▸ WHAT IS REQUIRED
Output each line exactly as it appears, skipping any embedded picture.

Records excerpted from a collection:
━━━
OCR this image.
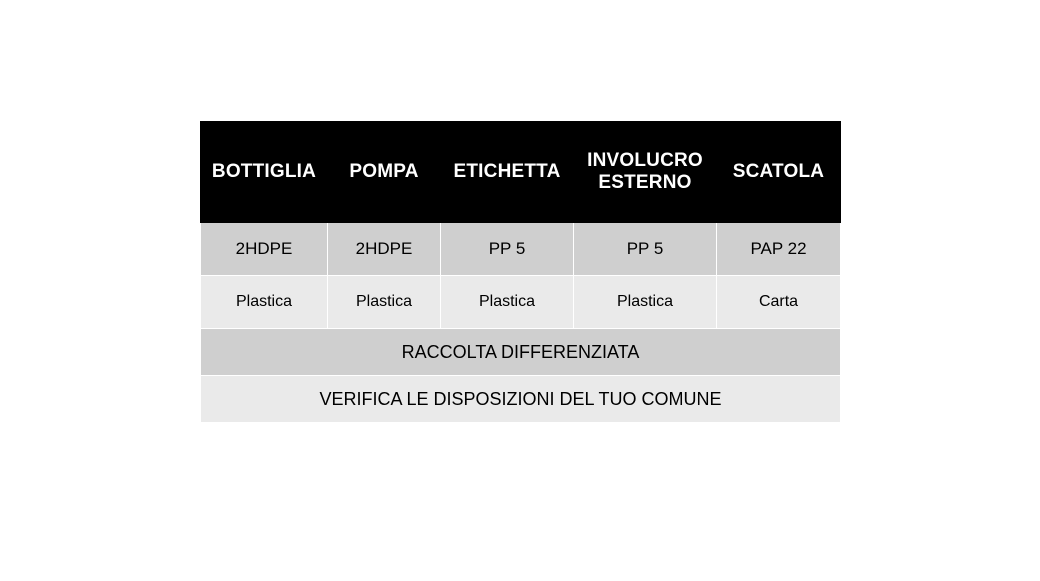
BOTTIGLIA	POMPA	ETICHETTA	INVOLUCRO ESTERNO	SCATOLA
2HDPE	2HDPE	PP 5	PP 5	PAP 22
Plastica	Plastica	Plastica	Plastica	Carta
RACCOLTA DIFFERENZIATA				
VERIFICA LE DISPOSIZIONI DEL TUO COMUNE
━━━
▸ WRITTEN ANSWER
OCR this image.
BOTTIGLIA	POMPA	ETICHETTA	INVOLUCRO ESTERNO	SCATOLA
2HDPE	2HDPE	PP 5	PP 5	PAP 22
Plastica	Plastica	Plastica	Plastica	Carta
RACCOLTA DIFFERENZIATA				
VERIFICA LE DISPOSIZIONI DEL TUO COMUNE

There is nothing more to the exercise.